> What the exercise asks
Output the material below unchanged, apart from leaving out the pictures.

+++ Excerpted records

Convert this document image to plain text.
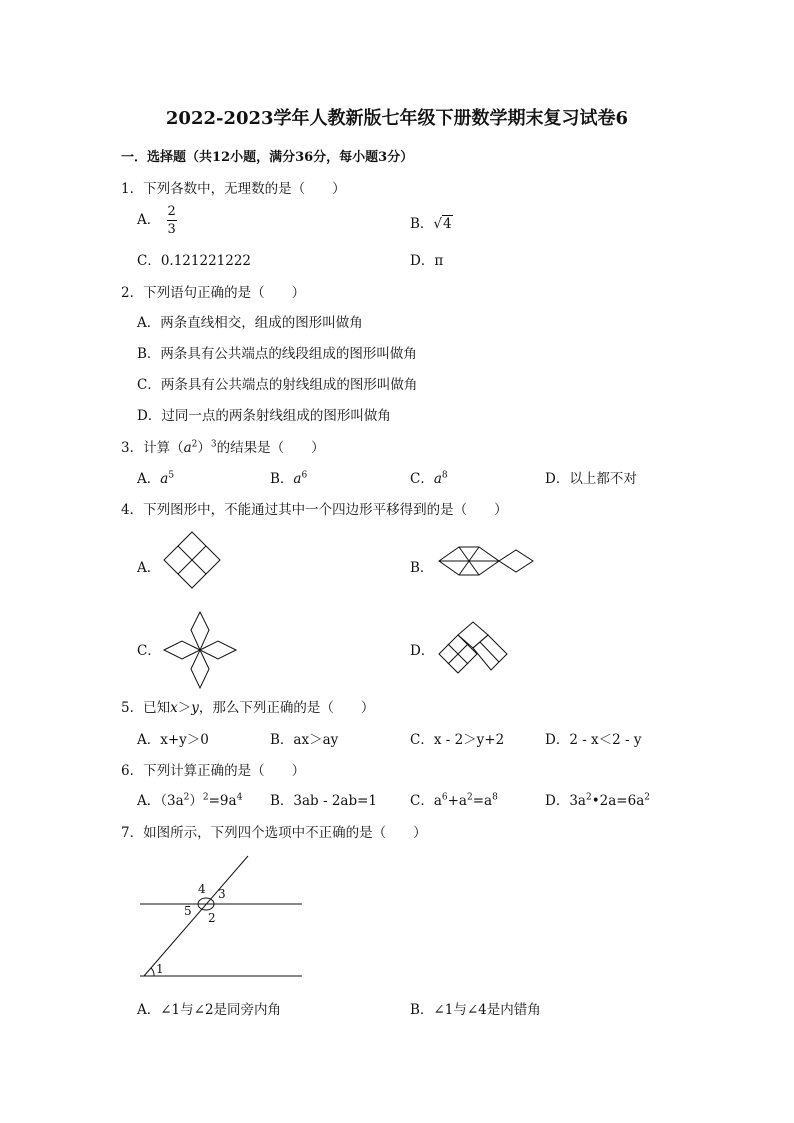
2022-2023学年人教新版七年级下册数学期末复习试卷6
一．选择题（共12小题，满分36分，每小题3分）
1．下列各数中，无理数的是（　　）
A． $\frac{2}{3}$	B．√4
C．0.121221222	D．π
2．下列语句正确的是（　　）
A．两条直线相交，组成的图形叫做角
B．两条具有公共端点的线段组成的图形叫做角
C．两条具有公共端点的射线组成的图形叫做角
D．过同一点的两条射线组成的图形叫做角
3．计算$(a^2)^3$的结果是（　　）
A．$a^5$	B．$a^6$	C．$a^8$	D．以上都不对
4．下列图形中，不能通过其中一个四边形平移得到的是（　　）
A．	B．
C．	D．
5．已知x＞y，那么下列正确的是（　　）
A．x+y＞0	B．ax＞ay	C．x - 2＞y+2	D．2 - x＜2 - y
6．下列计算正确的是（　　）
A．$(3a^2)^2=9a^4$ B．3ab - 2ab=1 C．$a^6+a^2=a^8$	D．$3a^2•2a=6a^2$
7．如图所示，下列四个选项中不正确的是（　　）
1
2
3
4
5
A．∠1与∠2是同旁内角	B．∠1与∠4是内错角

++++++

> Expected answer
Convert this document image to plain text.
2022-2023学年人教新版七年级下册数学期末复习试卷6
一．选择题（共12小题，满分36分，每小题3分）
1．下列各数中，无理数的是（　　）
A． $\frac{2}{3}$	B．√4
C．0.121221222	D．π
2．下列语句正确的是（　　）
A．两条直线相交，组成的图形叫做角
B．两条具有公共端点的线段组成的图形叫做角
C．两条具有公共端点的射线组成的图形叫做角
D．过同一点的两条射线组成的图形叫做角
3．计算$(a^2)^3$的结果是（　　）
A．$a^5$	B．$a^6$	C．$a^8$	D．以上都不对
4．下列图形中，不能通过其中一个四边形平移得到的是（　　）
A．	B．
C．	D．
5．已知x＞y，那么下列正确的是（　　）
A．x+y＞0	B．ax＞ay	C．x - 2＞y+2	D．2 - x＜2 - y
6．下列计算正确的是（　　）
A．$(3a^2)^2=9a^4$ B．3ab - 2ab=1 C．$a^6+a^2=a^8$	D．$3a^2•2a=6a^2$
7．如图所示，下列四个选项中不正确的是（　　）
1
2
3
4
5
A．∠1与∠2是同旁内角	B．∠1与∠4是内错角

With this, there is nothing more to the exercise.